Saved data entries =
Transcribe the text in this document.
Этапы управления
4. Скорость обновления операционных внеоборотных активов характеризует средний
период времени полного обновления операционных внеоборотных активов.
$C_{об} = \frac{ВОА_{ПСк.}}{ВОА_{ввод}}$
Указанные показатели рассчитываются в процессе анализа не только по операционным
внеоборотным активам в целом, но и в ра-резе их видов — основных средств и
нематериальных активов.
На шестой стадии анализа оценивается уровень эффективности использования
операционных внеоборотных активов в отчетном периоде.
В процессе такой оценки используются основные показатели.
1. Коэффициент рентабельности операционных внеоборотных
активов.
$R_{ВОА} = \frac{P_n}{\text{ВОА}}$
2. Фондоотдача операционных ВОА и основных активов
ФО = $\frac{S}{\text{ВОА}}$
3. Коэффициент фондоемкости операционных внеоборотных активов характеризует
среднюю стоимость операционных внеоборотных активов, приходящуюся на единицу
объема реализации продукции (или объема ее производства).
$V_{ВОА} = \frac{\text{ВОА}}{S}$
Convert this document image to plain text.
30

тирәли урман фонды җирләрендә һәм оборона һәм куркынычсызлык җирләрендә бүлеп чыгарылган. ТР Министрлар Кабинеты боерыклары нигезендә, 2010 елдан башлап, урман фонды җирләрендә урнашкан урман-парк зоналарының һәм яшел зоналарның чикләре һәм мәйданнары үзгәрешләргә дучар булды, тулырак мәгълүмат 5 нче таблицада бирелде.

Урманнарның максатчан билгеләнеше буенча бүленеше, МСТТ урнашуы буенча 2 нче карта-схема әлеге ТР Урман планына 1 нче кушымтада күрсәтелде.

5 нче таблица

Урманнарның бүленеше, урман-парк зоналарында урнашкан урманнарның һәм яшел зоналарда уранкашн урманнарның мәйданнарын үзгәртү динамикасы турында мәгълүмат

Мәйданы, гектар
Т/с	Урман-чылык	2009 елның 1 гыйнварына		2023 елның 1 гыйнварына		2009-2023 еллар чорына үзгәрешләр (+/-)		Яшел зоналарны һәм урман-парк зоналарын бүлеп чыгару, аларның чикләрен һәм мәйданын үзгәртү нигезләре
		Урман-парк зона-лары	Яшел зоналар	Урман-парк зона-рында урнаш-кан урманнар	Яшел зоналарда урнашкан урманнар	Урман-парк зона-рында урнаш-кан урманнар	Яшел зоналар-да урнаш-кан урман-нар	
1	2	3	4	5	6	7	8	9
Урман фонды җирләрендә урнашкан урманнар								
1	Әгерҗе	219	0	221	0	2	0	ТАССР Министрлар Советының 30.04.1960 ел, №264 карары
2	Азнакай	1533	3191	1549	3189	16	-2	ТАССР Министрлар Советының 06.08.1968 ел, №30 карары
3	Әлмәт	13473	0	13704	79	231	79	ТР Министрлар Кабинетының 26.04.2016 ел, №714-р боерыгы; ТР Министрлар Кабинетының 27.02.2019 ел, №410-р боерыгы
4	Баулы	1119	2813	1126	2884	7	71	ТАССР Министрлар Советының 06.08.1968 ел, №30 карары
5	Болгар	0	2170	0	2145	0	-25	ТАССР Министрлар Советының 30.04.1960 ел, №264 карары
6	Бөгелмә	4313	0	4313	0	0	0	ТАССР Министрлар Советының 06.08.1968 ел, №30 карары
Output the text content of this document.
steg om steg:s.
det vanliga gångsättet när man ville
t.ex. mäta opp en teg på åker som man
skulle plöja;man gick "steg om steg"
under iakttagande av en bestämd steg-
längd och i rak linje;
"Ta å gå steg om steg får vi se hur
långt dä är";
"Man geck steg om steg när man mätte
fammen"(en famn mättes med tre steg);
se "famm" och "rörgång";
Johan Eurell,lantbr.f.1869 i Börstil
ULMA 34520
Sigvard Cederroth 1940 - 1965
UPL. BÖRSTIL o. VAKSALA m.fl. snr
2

Your instructions = Copy the material above verbatim.

Finished answer =
Transcribe the text in this document.
Этапы управления
4. Скорость обновления операционных внеоборотных активов характеризует средний
период времени полного обновления операционных внеоборотных активов.
$C_{об} = \frac{ВОА_{ПСк.}}{ВОА_{ввод}}$
Указанные показатели рассчитываются в процессе анализа не только по операционным
внеоборотным активам в целом, но и в ра-резе их видов — основных средств и
нематериальных активов.
На шестой стадии анализа оценивается уровень эффективности использования
операционных внеоборотных активов в отчетном периоде.
В процессе такой оценки используются основные показатели.
1. Коэффициент рентабельности операционных внеоборотных
активов.
$R_{ВОА} = \frac{P_n}{\text{ВОА}}$
2. Фондоотдача операционных ВОА и основных активов
ФО = $\frac{S}{\text{ВОА}}$
3. Коэффициент фондоемкости операционных внеоборотных активов характеризует
среднюю стоимость операционных внеоборотных активов, приходящуюся на единицу
объема реализации продукции (или объема ее производства).
$V_{ВОА} = \frac{\text{ВОА}}{S}$
Convert this document image to plain text.
30

тирәли урман фонды җирләрендә һәм оборона һәм куркынычсызлык җирләрендә бүлеп чыгарылган. ТР Министрлар Кабинеты боерыклары нигезендә, 2010 елдан башлап, урман фонды җирләрендә урнашкан урман-парк зоналарының һәм яшел зоналарның чикләре һәм мәйданнары үзгәрешләргә дучар булды, тулырак мәгълүмат 5 нче таблицада бирелде.

Урманнарның максатчан билгеләнеше буенча бүленеше, МСТТ урнашуы буенча 2 нче карта-схема әлеге ТР Урман планына 1 нче кушымтада күрсәтелде.

5 нче таблица

Урманнарның бүленеше, урман-парк зоналарында урнашкан урманнарның һәм яшел зоналарда уранкашн урманнарның мәйданнарын үзгәртү динамикасы турында мәгълүмат

Мәйданы, гектар
Т/с	Урман-чылык	2009 елның 1 гыйнварына		2023 елның 1 гыйнварына		2009-2023 еллар чорына үзгәрешләр (+/-)		Яшел зоналарны һәм урман-парк зоналарын бүлеп чыгару, аларның чикләрен һәм мәйданын үзгәртү нигезләре
		Урман-парк зона-лары	Яшел зоналар	Урман-парк зона-рында урнаш-кан урманнар	Яшел зоналарда урнашкан урманнар	Урман-парк зона-рында урнаш-кан урманнар	Яшел зоналар-да урнаш-кан урман-нар	
1	2	3	4	5	6	7	8	9
Урман фонды җирләрендә урнашкан урманнар								
1	Әгерҗе	219	0	221	0	2	0	ТАССР Министрлар Советының 30.04.1960 ел, №264 карары
2	Азнакай	1533	3191	1549	3189	16	-2	ТАССР Министрлар Советының 06.08.1968 ел, №30 карары
3	Әлмәт	13473	0	13704	79	231	79	ТР Министрлар Кабинетының 26.04.2016 ел, №714-р боерыгы; ТР Министрлар Кабинетының 27.02.2019 ел, №410-р боерыгы
4	Баулы	1119	2813	1126	2884	7	71	ТАССР Министрлар Советының 06.08.1968 ел, №30 карары
5	Болгар	0	2170	0	2145	0	-25	ТАССР Министрлар Советының 30.04.1960 ел, №264 карары
6	Бөгелмә	4313	0	4313	0	0	0	ТАССР Министрлар Советының 06.08.1968 ел, №30 карары
Output the text content of this document.
steg om steg:s.
det vanliga gångsättet när man ville
t.ex. mäta opp en teg på åker som man
skulle plöja;man gick "steg om steg"
under iakttagande av en bestämd steg-
längd och i rak linje;
"Ta å gå steg om steg får vi se hur
långt dä är";
"Man geck steg om steg när man mätte
fammen"(en famn mättes med tre steg);
se "famm" och "rörgång";
Johan Eurell,lantbr.f.1869 i Börstil
ULMA 34520
Sigvard Cederroth 1940 - 1965
UPL. BÖRSTIL o. VAKSALA m.fl. snr
2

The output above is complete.